____ Data supplied

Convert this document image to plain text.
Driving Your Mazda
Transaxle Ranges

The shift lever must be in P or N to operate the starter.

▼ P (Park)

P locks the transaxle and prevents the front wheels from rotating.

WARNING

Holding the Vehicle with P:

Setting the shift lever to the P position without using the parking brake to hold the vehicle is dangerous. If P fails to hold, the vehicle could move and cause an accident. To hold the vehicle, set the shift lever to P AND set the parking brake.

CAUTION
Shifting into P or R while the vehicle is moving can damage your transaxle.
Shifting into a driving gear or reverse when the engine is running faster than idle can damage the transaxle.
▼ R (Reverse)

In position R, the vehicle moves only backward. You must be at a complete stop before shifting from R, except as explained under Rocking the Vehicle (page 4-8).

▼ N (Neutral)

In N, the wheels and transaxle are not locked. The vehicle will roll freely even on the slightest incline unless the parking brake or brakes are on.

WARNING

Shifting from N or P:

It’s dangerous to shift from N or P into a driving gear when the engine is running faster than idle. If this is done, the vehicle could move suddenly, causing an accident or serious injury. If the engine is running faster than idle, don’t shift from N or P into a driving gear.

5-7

________

## Short problem
Transcribe all the entries, keeping each one exactly as it is.

## Solution
Convert this document image to plain text.
Driving Your Mazda
Transaxle Ranges

The shift lever must be in P or N to operate the starter.

▼ P (Park)

P locks the transaxle and prevents the front wheels from rotating.

WARNING

Holding the Vehicle with P:

Setting the shift lever to the P position without using the parking brake to hold the vehicle is dangerous. If P fails to hold, the vehicle could move and cause an accident. To hold the vehicle, set the shift lever to P AND set the parking brake.

CAUTION
Shifting into P or R while the vehicle is moving can damage your transaxle.
Shifting into a driving gear or reverse when the engine is running faster than idle can damage the transaxle.
▼ R (Reverse)

In position R, the vehicle moves only backward. You must be at a complete stop before shifting from R, except as explained under Rocking the Vehicle (page 4-8).

▼ N (Neutral)

In N, the wheels and transaxle are not locked. The vehicle will roll freely even on the slightest incline unless the parking brake or brakes are on.

WARNING

Shifting from N or P:

It’s dangerous to shift from N or P into a driving gear when the engine is running faster than idle. If this is done, the vehicle could move suddenly, causing an accident or serious injury. If the engine is running faster than idle, don’t shift from N or P into a driving gear.

5-7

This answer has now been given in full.